>>>
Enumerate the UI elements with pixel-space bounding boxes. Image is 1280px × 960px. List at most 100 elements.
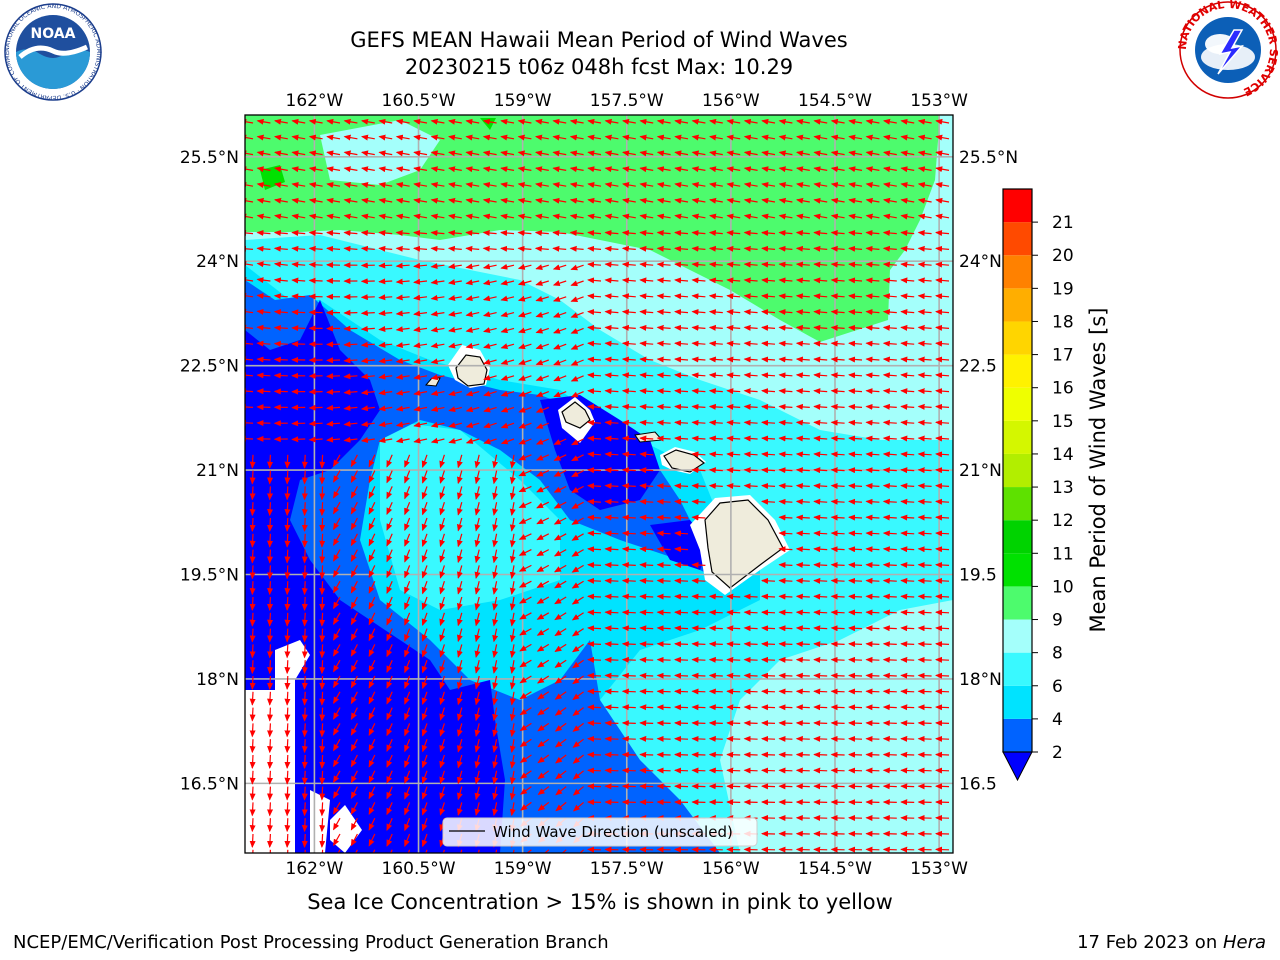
wind-arrow [587,451,602,458]
wind-arrow [900,672,915,679]
wind-arrow [291,134,306,141]
wind-arrow [743,609,758,616]
wind-arrow [604,356,619,363]
wind-arrow [587,641,602,648]
wind-arrow [360,294,375,301]
wind-arrow [691,609,706,616]
wind-arrow [778,309,793,316]
colorbar-tick-label: 12 [1052,511,1074,531]
wind-arrow [319,723,326,738]
wind-arrow [848,134,863,141]
wind-arrow [482,197,497,204]
wind-arrow [430,358,445,365]
lon-tick-bottom: 159°W [494,859,552,879]
wind-arrow [795,625,810,632]
wind-arrow [587,261,602,268]
colorbar-tick-label: 9 [1052,611,1063,631]
wind-arrow [256,261,271,268]
lon-tick-top: 157.5°W [590,91,664,111]
wind-arrow [795,340,810,347]
wind-arrow [465,213,480,220]
wind-arrow [656,704,671,711]
wind-arrow [726,309,741,316]
wind-arrow [301,739,308,754]
wind-arrow [569,213,584,220]
wind-arrow [830,245,845,252]
wind-arrow [935,213,950,220]
wind-arrow [267,833,274,848]
wind-arrow [249,470,256,485]
colorbar-segment [1003,288,1032,322]
wind-arrow [587,546,602,553]
wind-arrow [256,293,271,299]
wind-arrow [552,197,567,204]
wind-arrow [256,197,271,204]
wind-arrow [848,704,863,711]
wind-arrow [587,688,602,695]
wind-arrow [726,593,741,600]
wind-arrow [830,118,845,125]
colorbar-segment [1003,222,1032,256]
wind-arrow [656,562,671,569]
wind-arrow [256,245,271,252]
wind-arrow [848,609,863,616]
wind-arrow [708,593,723,600]
wind-arrow [882,340,897,347]
wind-arrow [378,245,393,252]
wind-arrow [604,118,619,125]
wind-arrow [935,688,950,695]
wind-arrow [291,261,306,268]
wind-arrow [360,341,375,348]
wind-arrow [535,295,549,302]
wind-arrow [256,213,271,220]
wind-arrow [256,388,271,395]
wind-arrow [709,182,723,188]
colorbar-tick-label: 10 [1052,577,1074,597]
wind-arrow [882,562,897,569]
wind-arrow [284,581,291,596]
wind-arrow [761,720,776,727]
wind-arrow [301,470,308,485]
wind-arrow [319,612,326,627]
wind-arrow [465,197,480,204]
wind-arrow [761,625,776,632]
wind-arrow [761,467,776,474]
wind-arrow [830,230,845,236]
wind-arrow [691,356,706,363]
wind-arrow [743,688,758,695]
wind-arrow [882,245,897,252]
wind-arrow [430,326,445,333]
wind-arrow [587,704,602,711]
wind-arrow [813,593,828,600]
wind-arrow [284,770,291,785]
wind-arrow [326,118,341,125]
colorbar-tick-label: 11 [1052,544,1074,564]
wind-arrow [865,467,880,474]
wind-arrow [604,720,619,727]
colorbar-tick-label: 21 [1052,213,1074,233]
wind-arrow [284,786,291,801]
wind-arrow [639,482,654,489]
wind-arrow [378,278,393,285]
wind-arrow [465,230,480,236]
wind-arrow [639,546,654,553]
wind-arrow [361,197,375,204]
wind-arrow [830,735,845,742]
wind-arrow [343,118,358,125]
wind-arrow [656,277,671,284]
wind-arrow [900,150,915,157]
colorbar-segment [1003,487,1032,521]
wind-arrow [709,118,723,125]
wind-arrow [900,356,915,363]
wind-arrow [761,735,776,742]
wind-arrow [900,562,915,569]
wind-arrow [674,482,689,489]
wind-arrow [256,356,271,363]
wind-arrow [245,419,254,426]
wind-arrow [319,691,326,706]
wind-arrow [587,150,602,157]
wind-arrow [778,277,793,284]
wind-arrow [656,356,671,363]
wind-arrow [465,279,480,286]
wind-arrow [917,498,932,505]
<<<
Please reproduce every entry above line for line and character for character, leaving out the picture.

Enumerate the UI elements with pixel-space bounding boxes. Image is 1280px × 960px. List at most 100 elements.
wind-arrow [587,451,602,458]
wind-arrow [900,672,915,679]
wind-arrow [291,134,306,141]
wind-arrow [743,609,758,616]
wind-arrow [604,356,619,363]
wind-arrow [587,641,602,648]
wind-arrow [360,294,375,301]
wind-arrow [691,609,706,616]
wind-arrow [778,309,793,316]
colorbar-tick-label: 12 [1052,511,1074,531]
wind-arrow [319,723,326,738]
wind-arrow [848,134,863,141]
wind-arrow [482,197,497,204]
wind-arrow [430,358,445,365]
lon-tick-bottom: 159°W [494,859,552,879]
wind-arrow [795,625,810,632]
wind-arrow [587,261,602,268]
colorbar-tick-label: 9 [1052,611,1063,631]
wind-arrow [256,261,271,268]
lon-tick-top: 157.5°W [590,91,664,111]
wind-arrow [795,340,810,347]
wind-arrow [465,213,480,220]
wind-arrow [656,704,671,711]
wind-arrow [726,309,741,316]
wind-arrow [301,739,308,754]
wind-arrow [569,213,584,220]
wind-arrow [830,245,845,252]
wind-arrow [935,213,950,220]
wind-arrow [267,833,274,848]
wind-arrow [249,470,256,485]
colorbar-segment [1003,288,1032,322]
wind-arrow [587,546,602,553]
wind-arrow [256,293,271,299]
wind-arrow [552,197,567,204]
wind-arrow [256,197,271,204]
wind-arrow [848,704,863,711]
wind-arrow [587,688,602,695]
wind-arrow [726,593,741,600]
wind-arrow [830,118,845,125]
colorbar-segment [1003,222,1032,256]
wind-arrow [656,562,671,569]
wind-arrow [256,245,271,252]
wind-arrow [848,609,863,616]
wind-arrow [708,593,723,600]
wind-arrow [882,340,897,347]
wind-arrow [378,245,393,252]
wind-arrow [604,118,619,125]
wind-arrow [935,688,950,695]
wind-arrow [291,261,306,268]
wind-arrow [360,341,375,348]
wind-arrow [535,295,549,302]
wind-arrow [256,213,271,220]
wind-arrow [256,388,271,395]
wind-arrow [709,182,723,188]
colorbar-tick-label: 10 [1052,577,1074,597]
wind-arrow [882,562,897,569]
wind-arrow [284,581,291,596]
wind-arrow [761,720,776,727]
wind-arrow [301,470,308,485]
wind-arrow [319,612,326,627]
wind-arrow [465,197,480,204]
wind-arrow [761,625,776,632]
wind-arrow [761,467,776,474]
wind-arrow [830,230,845,236]
wind-arrow [691,356,706,363]
wind-arrow [743,688,758,695]
wind-arrow [882,245,897,252]
wind-arrow [430,326,445,333]
wind-arrow [587,704,602,711]
wind-arrow [813,593,828,600]
wind-arrow [284,770,291,785]
wind-arrow [326,118,341,125]
colorbar-tick-label: 11 [1052,544,1074,564]
wind-arrow [865,467,880,474]
wind-arrow [604,720,619,727]
colorbar-tick-label: 21 [1052,213,1074,233]
wind-arrow [284,786,291,801]
wind-arrow [639,482,654,489]
wind-arrow [378,278,393,285]
wind-arrow [465,230,480,236]
wind-arrow [639,546,654,553]
wind-arrow [361,197,375,204]
wind-arrow [830,735,845,742]
wind-arrow [343,118,358,125]
wind-arrow [656,277,671,284]
wind-arrow [900,150,915,157]
colorbar-segment [1003,487,1032,521]
wind-arrow [709,118,723,125]
wind-arrow [900,356,915,363]
wind-arrow [761,735,776,742]
wind-arrow [900,562,915,569]
wind-arrow [674,482,689,489]
wind-arrow [256,356,271,363]
wind-arrow [245,419,254,426]
wind-arrow [319,691,326,706]
wind-arrow [587,150,602,157]
wind-arrow [778,277,793,284]
wind-arrow [656,356,671,363]
wind-arrow [465,279,480,286]
wind-arrow [917,498,932,505]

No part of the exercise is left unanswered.